→ **Records supplied**:
====

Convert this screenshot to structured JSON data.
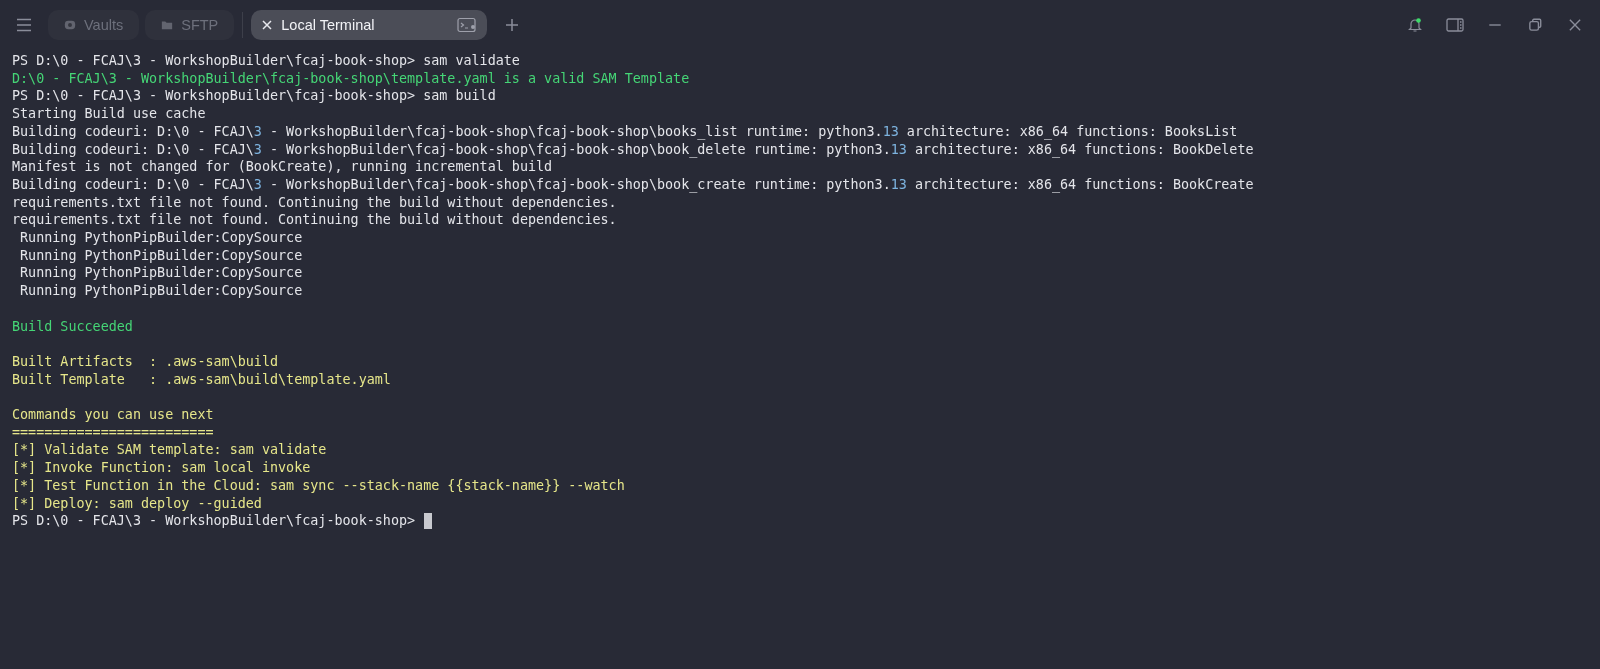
{
  "tabs": [
    {
      "label": "Vaults",
      "kind": "vaults",
      "selected": false
    },
    {
      "label": "SFTP",
      "kind": "folder",
      "selected": false
    },
    {
      "label": "Local Terminal",
      "kind": "terminal",
      "selected": true
    }
  ],
  "notifications": {
    "unread": true
  },
  "terminal": {
    "lines": [
      {
        "kind": "plain",
        "segments": [
          {
            "text": "PS D:\\0 - FCAJ\\3 - WorkshopBuilder\\fcaj-book-shop> sam validate",
            "kind": "text"
          }
        ]
      },
      {
        "kind": "success",
        "segments": [
          {
            "text": "D:\\0 - FCAJ\\3 - WorkshopBuilder\\fcaj-book-shop\\template.yaml is a valid SAM Template",
            "kind": "text"
          }
        ]
      },
      {
        "kind": "plain",
        "segments": [
          {
            "text": "PS D:\\0 - FCAJ\\3 - WorkshopBuilder\\fcaj-book-shop> sam build",
            "kind": "text"
          }
        ]
      },
      {
        "kind": "plain",
        "segments": [
          {
            "text": "Starting Build use cache",
            "kind": "text"
          }
        ]
      },
      {
        "kind": "plain",
        "segments": [
          {
            "text": "Building codeuri: D:\\0 - FCAJ\\",
            "kind": "text"
          },
          {
            "text": "3",
            "kind": "number"
          },
          {
            "text": " - WorkshopBuilder\\fcaj-book-shop\\fcaj-book-shop\\books_list runtime: python3.",
            "kind": "text"
          },
          {
            "text": "13",
            "kind": "number"
          },
          {
            "text": " architecture: x86_64 functions: BooksList",
            "kind": "text"
          }
        ]
      },
      {
        "kind": "plain",
        "segments": [
          {
            "text": "Building codeuri: D:\\0 - FCAJ\\",
            "kind": "text"
          },
          {
            "text": "3",
            "kind": "number"
          },
          {
            "text": " - WorkshopBuilder\\fcaj-book-shop\\fcaj-book-shop\\book_delete runtime: python3.",
            "kind": "text"
          },
          {
            "text": "13",
            "kind": "number"
          },
          {
            "text": " architecture: x86_64 functions: BookDelete",
            "kind": "text"
          }
        ]
      },
      {
        "kind": "plain",
        "segments": [
          {
            "text": "Manifest is not changed for (BookCreate), running incremental build",
            "kind": "text"
          }
        ]
      },
      {
        "kind": "plain",
        "segments": [
          {
            "text": "Building codeuri: D:\\0 - FCAJ\\",
            "kind": "text"
          },
          {
            "text": "3",
            "kind": "number"
          },
          {
            "text": " - WorkshopBuilder\\fcaj-book-shop\\fcaj-book-shop\\book_create runtime: python3.",
            "kind": "text"
          },
          {
            "text": "13",
            "kind": "number"
          },
          {
            "text": " architecture: x86_64 functions: BookCreate",
            "kind": "text"
          }
        ]
      },
      {
        "kind": "plain",
        "segments": [
          {
            "text": "requirements.txt file not found. Continuing the build without dependencies.",
            "kind": "text"
          }
        ]
      },
      {
        "kind": "plain",
        "segments": [
          {
            "text": "requirements.txt file not found. Continuing the build without dependencies.",
            "kind": "text"
          }
        ]
      },
      {
        "kind": "plain",
        "segments": [
          {
            "text": " Running PythonPipBuilder:CopySource",
            "kind": "text"
          }
        ]
      },
      {
        "kind": "plain",
        "segments": [
          {
            "text": " Running PythonPipBuilder:CopySource",
            "kind": "text"
          }
        ]
      },
      {
        "kind": "plain",
        "segments": [
          {
            "text": " Running PythonPipBuilder:CopySource",
            "kind": "text"
          }
        ]
      },
      {
        "kind": "plain",
        "segments": [
          {
            "text": " Running PythonPipBuilder:CopySource",
            "kind": "text"
          }
        ]
      },
      {
        "kind": "blank"
      },
      {
        "kind": "success",
        "segments": [
          {
            "text": "Build Succeeded",
            "kind": "text"
          }
        ]
      },
      {
        "kind": "blank"
      },
      {
        "kind": "warning",
        "segments": [
          {
            "text": "Built Artifacts  : .aws-sam\\build",
            "kind": "text"
          }
        ]
      },
      {
        "kind": "warning",
        "segments": [
          {
            "text": "Built Template   : .aws-sam\\build\\template.yaml",
            "kind": "text"
          }
        ]
      },
      {
        "kind": "blank"
      },
      {
        "kind": "warning",
        "segments": [
          {
            "text": "Commands you can use next",
            "kind": "text"
          }
        ]
      },
      {
        "kind": "warning",
        "segments": [
          {
            "text": "=========================",
            "kind": "text"
          }
        ]
      },
      {
        "kind": "warning",
        "segments": [
          {
            "text": "[*] Validate SAM template: sam validate",
            "kind": "text"
          }
        ]
      },
      {
        "kind": "warning",
        "segments": [
          {
            "text": "[*] Invoke Function: sam local invoke",
            "kind": "text"
          }
        ]
      },
      {
        "kind": "warning",
        "segments": [
          {
            "text": "[*] Test Function in the Cloud: sam sync --stack-name {{stack-name}} --watch",
            "kind": "text"
          }
        ]
      },
      {
        "kind": "warning",
        "segments": [
          {
            "text": "[*] Deploy: sam deploy --guided",
            "kind": "text"
          }
        ]
      },
      {
        "kind": "prompt",
        "segments": [
          {
            "text": "PS D:\\0 - FCAJ\\3 - WorkshopBuilder\\fcaj-book-shop>",
            "kind": "text"
          }
        ]
      }
    ]
  }
}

====

→ **What to do**:
Note how many lines of the material contain the string "BookCreate". Then report that number by itself.

→ **Exercise response**:
2